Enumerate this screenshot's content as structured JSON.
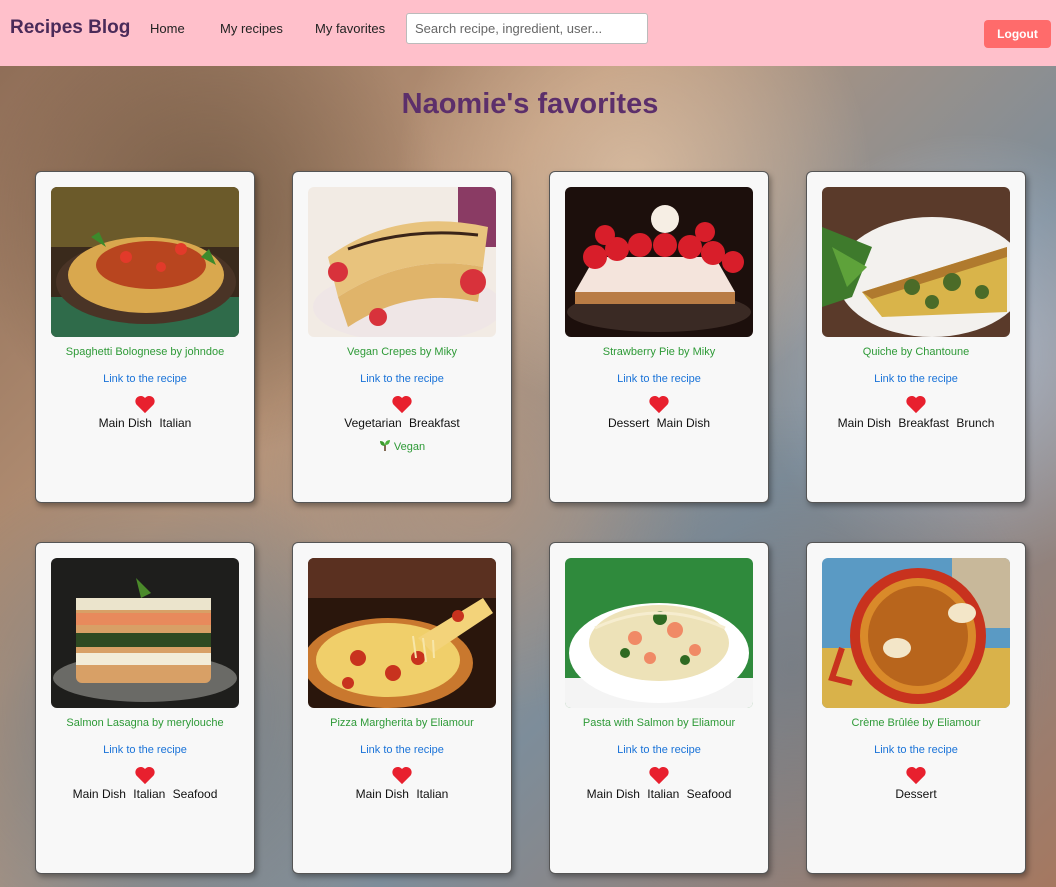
{
  "header": {
    "brand": "Recipes Blog",
    "nav": [
      "Home",
      "My recipes",
      "My favorites"
    ],
    "search_placeholder": "Search recipe, ingredient, user...",
    "logout": "Logout"
  },
  "page_title": "Naomie's favorites",
  "recipes": [
    {
      "title": "Spaghetti Bolognese by johndoe",
      "link": "Link to the recipe",
      "tags": [
        "Main Dish",
        "Italian"
      ]
    },
    {
      "title": "Vegan Crepes by Miky",
      "link": "Link to the recipe",
      "tags": [
        "Vegetarian",
        "Breakfast"
      ],
      "badge": "Vegan"
    },
    {
      "title": "Strawberry Pie by Miky",
      "link": "Link to the recipe",
      "tags": [
        "Dessert",
        "Main Dish"
      ]
    },
    {
      "title": "Quiche by Chantoune",
      "link": "Link to the recipe",
      "tags": [
        "Main Dish",
        "Breakfast",
        "Brunch"
      ]
    },
    {
      "title": "Salmon Lasagna by merylouche",
      "link": "Link to the recipe",
      "tags": [
        "Main Dish",
        "Italian",
        "Seafood"
      ]
    },
    {
      "title": "Pizza Margherita by Eliamour",
      "link": "Link to the recipe",
      "tags": [
        "Main Dish",
        "Italian"
      ]
    },
    {
      "title": "Pasta with Salmon by Eliamour",
      "link": "Link to the recipe",
      "tags": [
        "Main Dish",
        "Italian",
        "Seafood"
      ]
    },
    {
      "title": "Crème Brûlée by Eliamour",
      "link": "Link to the recipe",
      "tags": [
        "Dessert"
      ]
    }
  ],
  "icons": {
    "favorite": "heart-icon",
    "vegan": "seedling-icon"
  },
  "colors": {
    "navbar": "#ffc0cb",
    "logout": "#ff6b6b",
    "title": "#5c2f6b",
    "card_title": "#2e9a37",
    "link": "#1a73d8",
    "heart": "#e8202e"
  }
}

*SET EXERCISE*
Make an exact copy of every record, pictures excluded.

*COMPLETE OUTPUT*
Enumerate this screenshot's content as structured JSON.
{
  "header": {
    "brand": "Recipes Blog",
    "nav": [
      "Home",
      "My recipes",
      "My favorites"
    ],
    "search_placeholder": "Search recipe, ingredient, user...",
    "logout": "Logout"
  },
  "page_title": "Naomie's favorites",
  "recipes": [
    {
      "title": "Spaghetti Bolognese by johndoe",
      "link": "Link to the recipe",
      "tags": [
        "Main Dish",
        "Italian"
      ]
    },
    {
      "title": "Vegan Crepes by Miky",
      "link": "Link to the recipe",
      "tags": [
        "Vegetarian",
        "Breakfast"
      ],
      "badge": "Vegan"
    },
    {
      "title": "Strawberry Pie by Miky",
      "link": "Link to the recipe",
      "tags": [
        "Dessert",
        "Main Dish"
      ]
    },
    {
      "title": "Quiche by Chantoune",
      "link": "Link to the recipe",
      "tags": [
        "Main Dish",
        "Breakfast",
        "Brunch"
      ]
    },
    {
      "title": "Salmon Lasagna by merylouche",
      "link": "Link to the recipe",
      "tags": [
        "Main Dish",
        "Italian",
        "Seafood"
      ]
    },
    {
      "title": "Pizza Margherita by Eliamour",
      "link": "Link to the recipe",
      "tags": [
        "Main Dish",
        "Italian"
      ]
    },
    {
      "title": "Pasta with Salmon by Eliamour",
      "link": "Link to the recipe",
      "tags": [
        "Main Dish",
        "Italian",
        "Seafood"
      ]
    },
    {
      "title": "Crème Brûlée by Eliamour",
      "link": "Link to the recipe",
      "tags": [
        "Dessert"
      ]
    }
  ],
  "icons": {
    "favorite": "heart-icon",
    "vegan": "seedling-icon"
  },
  "colors": {
    "navbar": "#ffc0cb",
    "logout": "#ff6b6b",
    "title": "#5c2f6b",
    "card_title": "#2e9a37",
    "link": "#1a73d8",
    "heart": "#e8202e"
  }
}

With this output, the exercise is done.